WRITTEN INSTRUCTION
Go through the listing and copy every line word for word.

Dataset entries
╔══
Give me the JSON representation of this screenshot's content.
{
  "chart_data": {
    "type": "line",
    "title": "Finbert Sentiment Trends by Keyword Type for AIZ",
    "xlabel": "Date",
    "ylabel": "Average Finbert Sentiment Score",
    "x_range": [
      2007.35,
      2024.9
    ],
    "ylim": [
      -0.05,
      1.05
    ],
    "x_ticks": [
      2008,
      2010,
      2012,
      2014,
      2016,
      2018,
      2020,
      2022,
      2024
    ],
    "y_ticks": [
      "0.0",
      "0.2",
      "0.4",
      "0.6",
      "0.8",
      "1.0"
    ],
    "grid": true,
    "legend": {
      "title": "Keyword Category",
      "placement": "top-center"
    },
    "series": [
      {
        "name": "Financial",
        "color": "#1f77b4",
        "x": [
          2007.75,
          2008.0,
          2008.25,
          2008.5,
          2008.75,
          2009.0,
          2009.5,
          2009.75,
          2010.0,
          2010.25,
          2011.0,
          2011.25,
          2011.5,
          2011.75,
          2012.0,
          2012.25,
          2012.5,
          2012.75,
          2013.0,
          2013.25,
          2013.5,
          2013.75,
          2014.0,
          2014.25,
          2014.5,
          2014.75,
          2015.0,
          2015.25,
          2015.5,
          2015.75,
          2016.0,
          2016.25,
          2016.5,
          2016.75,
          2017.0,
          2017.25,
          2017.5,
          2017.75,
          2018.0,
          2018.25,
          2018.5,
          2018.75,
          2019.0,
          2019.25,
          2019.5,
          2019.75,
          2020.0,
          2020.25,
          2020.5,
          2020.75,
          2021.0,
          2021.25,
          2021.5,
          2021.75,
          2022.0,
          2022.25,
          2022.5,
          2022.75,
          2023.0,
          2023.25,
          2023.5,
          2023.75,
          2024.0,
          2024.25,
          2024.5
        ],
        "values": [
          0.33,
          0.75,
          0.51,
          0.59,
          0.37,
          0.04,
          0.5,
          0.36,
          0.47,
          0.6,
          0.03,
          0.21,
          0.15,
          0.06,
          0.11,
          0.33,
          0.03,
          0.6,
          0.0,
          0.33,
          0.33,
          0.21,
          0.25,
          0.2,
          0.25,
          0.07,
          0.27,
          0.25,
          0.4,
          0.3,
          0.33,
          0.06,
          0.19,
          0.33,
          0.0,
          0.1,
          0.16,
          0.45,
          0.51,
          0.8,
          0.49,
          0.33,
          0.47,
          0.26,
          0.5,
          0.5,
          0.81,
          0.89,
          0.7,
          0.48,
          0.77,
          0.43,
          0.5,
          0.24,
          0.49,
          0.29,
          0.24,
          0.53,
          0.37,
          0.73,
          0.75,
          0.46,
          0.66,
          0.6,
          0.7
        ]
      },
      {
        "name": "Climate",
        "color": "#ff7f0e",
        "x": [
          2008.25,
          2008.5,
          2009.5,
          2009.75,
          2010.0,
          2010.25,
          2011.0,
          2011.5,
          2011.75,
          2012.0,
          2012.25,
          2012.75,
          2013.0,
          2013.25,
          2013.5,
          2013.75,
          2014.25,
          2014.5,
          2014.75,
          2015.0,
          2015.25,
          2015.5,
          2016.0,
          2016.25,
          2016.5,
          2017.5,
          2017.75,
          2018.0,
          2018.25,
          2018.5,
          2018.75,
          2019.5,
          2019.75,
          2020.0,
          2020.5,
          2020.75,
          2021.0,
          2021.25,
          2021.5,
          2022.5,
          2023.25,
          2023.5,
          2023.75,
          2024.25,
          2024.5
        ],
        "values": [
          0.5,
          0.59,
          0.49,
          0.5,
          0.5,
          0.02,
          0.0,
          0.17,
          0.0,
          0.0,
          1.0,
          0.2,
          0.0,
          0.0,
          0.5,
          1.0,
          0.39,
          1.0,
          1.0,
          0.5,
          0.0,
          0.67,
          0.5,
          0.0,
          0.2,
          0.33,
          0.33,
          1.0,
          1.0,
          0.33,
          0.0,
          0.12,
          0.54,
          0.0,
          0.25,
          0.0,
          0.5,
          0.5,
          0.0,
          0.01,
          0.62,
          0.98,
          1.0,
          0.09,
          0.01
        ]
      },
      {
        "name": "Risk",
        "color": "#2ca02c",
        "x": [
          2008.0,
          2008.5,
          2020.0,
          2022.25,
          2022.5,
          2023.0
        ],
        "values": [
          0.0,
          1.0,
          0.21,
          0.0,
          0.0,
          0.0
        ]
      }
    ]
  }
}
╚══
FULL SOLUTION
Give me the JSON representation of this screenshot's content.
{
  "chart_data": {
    "type": "line",
    "title": "Finbert Sentiment Trends by Keyword Type for AIZ",
    "xlabel": "Date",
    "ylabel": "Average Finbert Sentiment Score",
    "x_range": [
      2007.35,
      2024.9
    ],
    "ylim": [
      -0.05,
      1.05
    ],
    "x_ticks": [
      2008,
      2010,
      2012,
      2014,
      2016,
      2018,
      2020,
      2022,
      2024
    ],
    "y_ticks": [
      "0.0",
      "0.2",
      "0.4",
      "0.6",
      "0.8",
      "1.0"
    ],
    "grid": true,
    "legend": {
      "title": "Keyword Category",
      "placement": "top-center"
    },
    "series": [
      {
        "name": "Financial",
        "color": "#1f77b4",
        "x": [
          2007.75,
          2008.0,
          2008.25,
          2008.5,
          2008.75,
          2009.0,
          2009.5,
          2009.75,
          2010.0,
          2010.25,
          2011.0,
          2011.25,
          2011.5,
          2011.75,
          2012.0,
          2012.25,
          2012.5,
          2012.75,
          2013.0,
          2013.25,
          2013.5,
          2013.75,
          2014.0,
          2014.25,
          2014.5,
          2014.75,
          2015.0,
          2015.25,
          2015.5,
          2015.75,
          2016.0,
          2016.25,
          2016.5,
          2016.75,
          2017.0,
          2017.25,
          2017.5,
          2017.75,
          2018.0,
          2018.25,
          2018.5,
          2018.75,
          2019.0,
          2019.25,
          2019.5,
          2019.75,
          2020.0,
          2020.25,
          2020.5,
          2020.75,
          2021.0,
          2021.25,
          2021.5,
          2021.75,
          2022.0,
          2022.25,
          2022.5,
          2022.75,
          2023.0,
          2023.25,
          2023.5,
          2023.75,
          2024.0,
          2024.25,
          2024.5
        ],
        "values": [
          0.33,
          0.75,
          0.51,
          0.59,
          0.37,
          0.04,
          0.5,
          0.36,
          0.47,
          0.6,
          0.03,
          0.21,
          0.15,
          0.06,
          0.11,
          0.33,
          0.03,
          0.6,
          0.0,
          0.33,
          0.33,
          0.21,
          0.25,
          0.2,
          0.25,
          0.07,
          0.27,
          0.25,
          0.4,
          0.3,
          0.33,
          0.06,
          0.19,
          0.33,
          0.0,
          0.1,
          0.16,
          0.45,
          0.51,
          0.8,
          0.49,
          0.33,
          0.47,
          0.26,
          0.5,
          0.5,
          0.81,
          0.89,
          0.7,
          0.48,
          0.77,
          0.43,
          0.5,
          0.24,
          0.49,
          0.29,
          0.24,
          0.53,
          0.37,
          0.73,
          0.75,
          0.46,
          0.66,
          0.6,
          0.7
        ]
      },
      {
        "name": "Climate",
        "color": "#ff7f0e",
        "x": [
          2008.25,
          2008.5,
          2009.5,
          2009.75,
          2010.0,
          2010.25,
          2011.0,
          2011.5,
          2011.75,
          2012.0,
          2012.25,
          2012.75,
          2013.0,
          2013.25,
          2013.5,
          2013.75,
          2014.25,
          2014.5,
          2014.75,
          2015.0,
          2015.25,
          2015.5,
          2016.0,
          2016.25,
          2016.5,
          2017.5,
          2017.75,
          2018.0,
          2018.25,
          2018.5,
          2018.75,
          2019.5,
          2019.75,
          2020.0,
          2020.5,
          2020.75,
          2021.0,
          2021.25,
          2021.5,
          2022.5,
          2023.25,
          2023.5,
          2023.75,
          2024.25,
          2024.5
        ],
        "values": [
          0.5,
          0.59,
          0.49,
          0.5,
          0.5,
          0.02,
          0.0,
          0.17,
          0.0,
          0.0,
          1.0,
          0.2,
          0.0,
          0.0,
          0.5,
          1.0,
          0.39,
          1.0,
          1.0,
          0.5,
          0.0,
          0.67,
          0.5,
          0.0,
          0.2,
          0.33,
          0.33,
          1.0,
          1.0,
          0.33,
          0.0,
          0.12,
          0.54,
          0.0,
          0.25,
          0.0,
          0.5,
          0.5,
          0.0,
          0.01,
          0.62,
          0.98,
          1.0,
          0.09,
          0.01
        ]
      },
      {
        "name": "Risk",
        "color": "#2ca02c",
        "x": [
          2008.0,
          2008.5,
          2020.0,
          2022.25,
          2022.5,
          2023.0
        ],
        "values": [
          0.0,
          1.0,
          0.21,
          0.0,
          0.0,
          0.0
        ]
      }
    ]
  }
}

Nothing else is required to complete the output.